** Begin Supplied material **

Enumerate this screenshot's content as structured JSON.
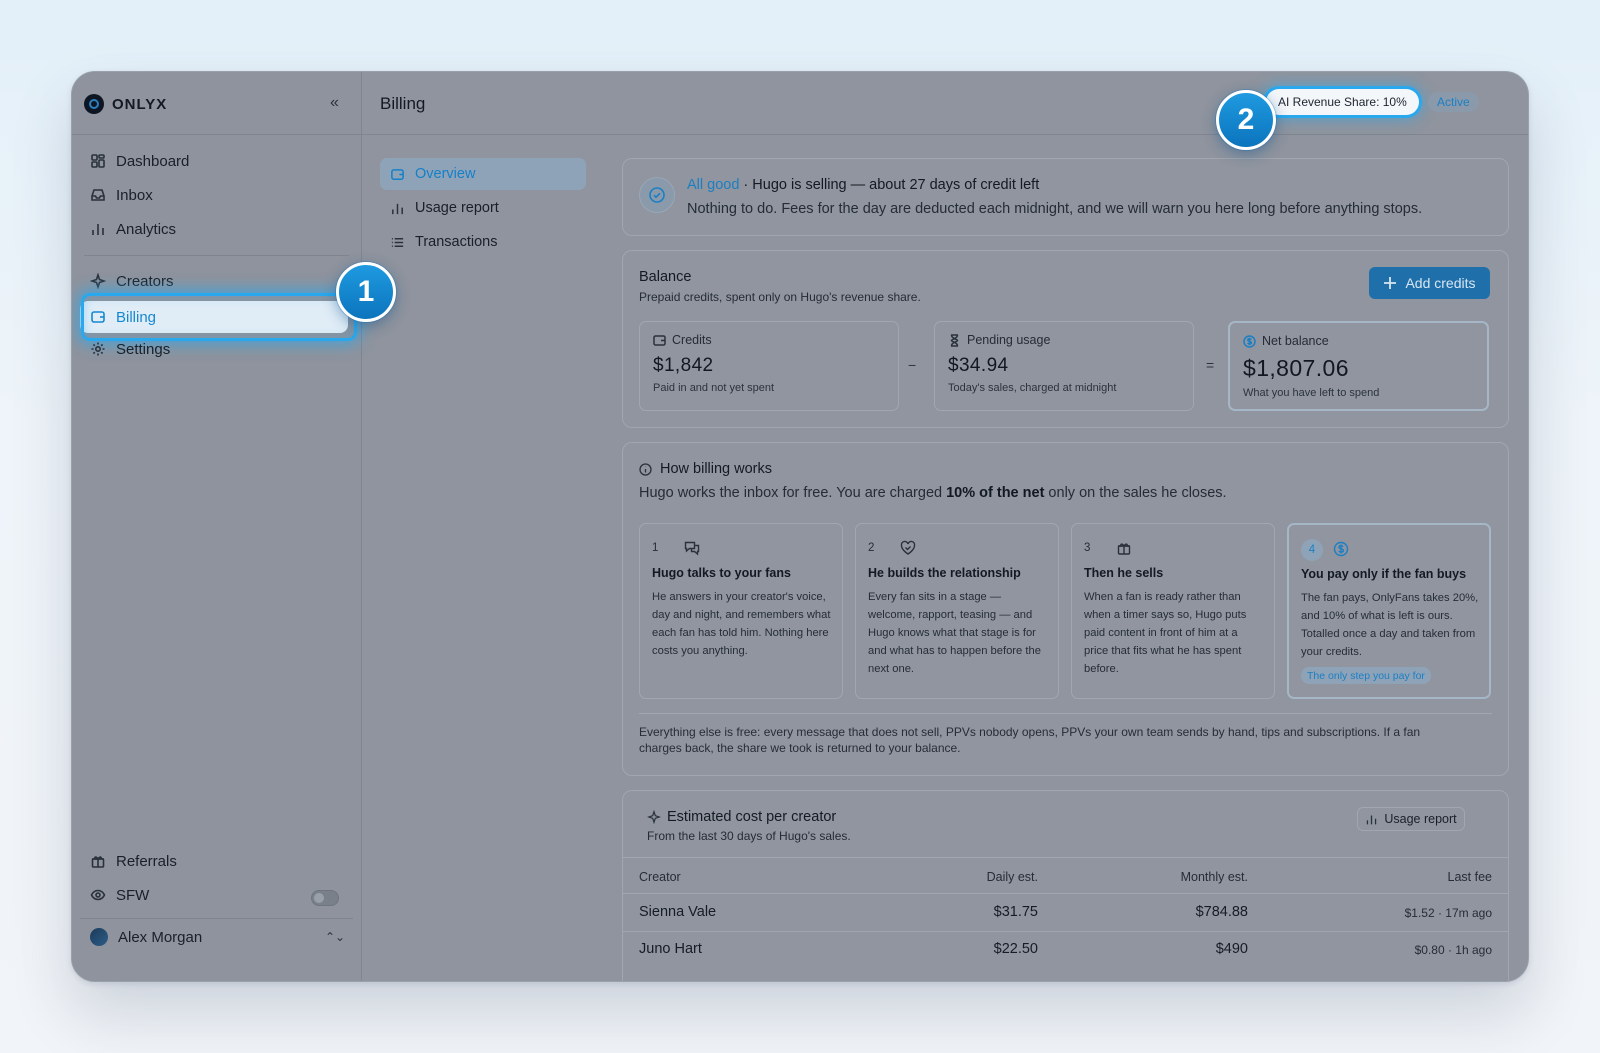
{
  "brand": {
    "name": "ONLYX"
  },
  "sidebar": {
    "collapse_glyph": "«",
    "items": [
      {
        "label": "Dashboard",
        "icon": "dashboard-icon"
      },
      {
        "label": "Inbox",
        "icon": "inbox-icon"
      },
      {
        "label": "Analytics",
        "icon": "analytics-icon"
      },
      {
        "label": "Creators",
        "icon": "sparkle-icon"
      },
      {
        "label": "Billing",
        "icon": "wallet-icon",
        "active": true
      },
      {
        "label": "Settings",
        "icon": "gear-icon"
      }
    ],
    "bottom_items": [
      {
        "label": "Referrals",
        "icon": "gift-icon"
      },
      {
        "label": "SFW",
        "icon": "eye-icon",
        "toggle": false
      }
    ],
    "user": {
      "name": "Alex Morgan"
    }
  },
  "header": {
    "title": "Billing",
    "revenue_pill": "AI Revenue Share: 10%",
    "status_pill": "Active"
  },
  "subnav": {
    "items": [
      {
        "label": "Overview",
        "active": true
      },
      {
        "label": "Usage report"
      },
      {
        "label": "Transactions"
      }
    ]
  },
  "status": {
    "good": "All good",
    "headline": " · Hugo is selling — about 27 days of credit left",
    "detail": "Nothing to do. Fees for the day are deducted each midnight, and we will warn you here long before anything stops."
  },
  "balance": {
    "title": "Balance",
    "subtitle": "Prepaid credits, spent only on Hugo's revenue share.",
    "add_button": "Add credits",
    "minus": "−",
    "equals": "=",
    "credits": {
      "label": "Credits",
      "amount": "$1,842",
      "note": "Paid in and not yet spent"
    },
    "pending": {
      "label": "Pending usage",
      "amount": "$34.94",
      "note": "Today's sales, charged at midnight"
    },
    "net": {
      "label": "Net balance",
      "amount": "$1,807.06",
      "note": "What you have left to spend"
    }
  },
  "how": {
    "title": "How billing works",
    "lead_before": "Hugo works the inbox for free. You are charged ",
    "lead_bold": "10% of the net",
    "lead_after": " only on the sales he closes.",
    "steps": [
      {
        "num": "1",
        "icon": "chat-icon",
        "title": "Hugo talks to your fans",
        "body": "He answers in your creator's voice, day and night, and remembers what each fan has told him. Nothing here costs you anything."
      },
      {
        "num": "2",
        "icon": "heart-handshake-icon",
        "title": "He builds the relationship",
        "body": "Every fan sits in a stage — welcome, rapport, teasing — and Hugo knows what that stage is for and what has to happen before the next one."
      },
      {
        "num": "3",
        "icon": "gift-icon",
        "title": "Then he sells",
        "body": "When a fan is ready rather than when a timer says so, Hugo puts paid content in front of him at a price that fits what he has spent before."
      },
      {
        "num": "4",
        "icon": "dollar-circle-icon",
        "title": "You pay only if the fan buys",
        "body": "The fan pays, OnlyFans takes 20%, and 10% of what is left is ours. Totalled once a day and taken from your credits.",
        "badge": "The only step you pay for"
      }
    ],
    "footer": "Everything else is free: every message that does not sell, PPVs nobody opens, PPVs your own team sends by hand, tips and subscriptions. If a fan charges back, the share we took is returned to your balance."
  },
  "estimate": {
    "title": "Estimated cost per creator",
    "subtitle": "From the last 30 days of Hugo's sales.",
    "button": "Usage report",
    "columns": [
      "Creator",
      "Daily est.",
      "Monthly est.",
      "Last fee"
    ],
    "rows": [
      [
        "Sienna Vale",
        "$31.75",
        "$784.88",
        "$1.52 · 17m ago"
      ],
      [
        "Juno Hart",
        "$22.50",
        "$490",
        "$0.80 · 1h ago"
      ]
    ]
  },
  "markers": [
    "1",
    "2"
  ],
  "colors": {
    "accent": "#1b7fc4",
    "highlight": "#29a8ee",
    "overlay": "#8f949e"
  }
}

** End Supplied material **

Instructions for the task =
Your job is to transcribe the entries above exactly; skip the pictures.

Output of the task =
Enumerate this screenshot's content as structured JSON.
{
  "brand": {
    "name": "ONLYX"
  },
  "sidebar": {
    "collapse_glyph": "«",
    "items": [
      {
        "label": "Dashboard",
        "icon": "dashboard-icon"
      },
      {
        "label": "Inbox",
        "icon": "inbox-icon"
      },
      {
        "label": "Analytics",
        "icon": "analytics-icon"
      },
      {
        "label": "Creators",
        "icon": "sparkle-icon"
      },
      {
        "label": "Billing",
        "icon": "wallet-icon",
        "active": true
      },
      {
        "label": "Settings",
        "icon": "gear-icon"
      }
    ],
    "bottom_items": [
      {
        "label": "Referrals",
        "icon": "gift-icon"
      },
      {
        "label": "SFW",
        "icon": "eye-icon",
        "toggle": false
      }
    ],
    "user": {
      "name": "Alex Morgan"
    }
  },
  "header": {
    "title": "Billing",
    "revenue_pill": "AI Revenue Share: 10%",
    "status_pill": "Active"
  },
  "subnav": {
    "items": [
      {
        "label": "Overview",
        "active": true
      },
      {
        "label": "Usage report"
      },
      {
        "label": "Transactions"
      }
    ]
  },
  "status": {
    "good": "All good",
    "headline": " · Hugo is selling — about 27 days of credit left",
    "detail": "Nothing to do. Fees for the day are deducted each midnight, and we will warn you here long before anything stops."
  },
  "balance": {
    "title": "Balance",
    "subtitle": "Prepaid credits, spent only on Hugo's revenue share.",
    "add_button": "Add credits",
    "minus": "−",
    "equals": "=",
    "credits": {
      "label": "Credits",
      "amount": "$1,842",
      "note": "Paid in and not yet spent"
    },
    "pending": {
      "label": "Pending usage",
      "amount": "$34.94",
      "note": "Today's sales, charged at midnight"
    },
    "net": {
      "label": "Net balance",
      "amount": "$1,807.06",
      "note": "What you have left to spend"
    }
  },
  "how": {
    "title": "How billing works",
    "lead_before": "Hugo works the inbox for free. You are charged ",
    "lead_bold": "10% of the net",
    "lead_after": " only on the sales he closes.",
    "steps": [
      {
        "num": "1",
        "icon": "chat-icon",
        "title": "Hugo talks to your fans",
        "body": "He answers in your creator's voice, day and night, and remembers what each fan has told him. Nothing here costs you anything."
      },
      {
        "num": "2",
        "icon": "heart-handshake-icon",
        "title": "He builds the relationship",
        "body": "Every fan sits in a stage — welcome, rapport, teasing — and Hugo knows what that stage is for and what has to happen before the next one."
      },
      {
        "num": "3",
        "icon": "gift-icon",
        "title": "Then he sells",
        "body": "When a fan is ready rather than when a timer says so, Hugo puts paid content in front of him at a price that fits what he has spent before."
      },
      {
        "num": "4",
        "icon": "dollar-circle-icon",
        "title": "You pay only if the fan buys",
        "body": "The fan pays, OnlyFans takes 20%, and 10% of what is left is ours. Totalled once a day and taken from your credits.",
        "badge": "The only step you pay for"
      }
    ],
    "footer": "Everything else is free: every message that does not sell, PPVs nobody opens, PPVs your own team sends by hand, tips and subscriptions. If a fan charges back, the share we took is returned to your balance."
  },
  "estimate": {
    "title": "Estimated cost per creator",
    "subtitle": "From the last 30 days of Hugo's sales.",
    "button": "Usage report",
    "columns": [
      "Creator",
      "Daily est.",
      "Monthly est.",
      "Last fee"
    ],
    "rows": [
      [
        "Sienna Vale",
        "$31.75",
        "$784.88",
        "$1.52 · 17m ago"
      ],
      [
        "Juno Hart",
        "$22.50",
        "$490",
        "$0.80 · 1h ago"
      ]
    ]
  },
  "markers": [
    "1",
    "2"
  ],
  "colors": {
    "accent": "#1b7fc4",
    "highlight": "#29a8ee",
    "overlay": "#8f949e"
  }
}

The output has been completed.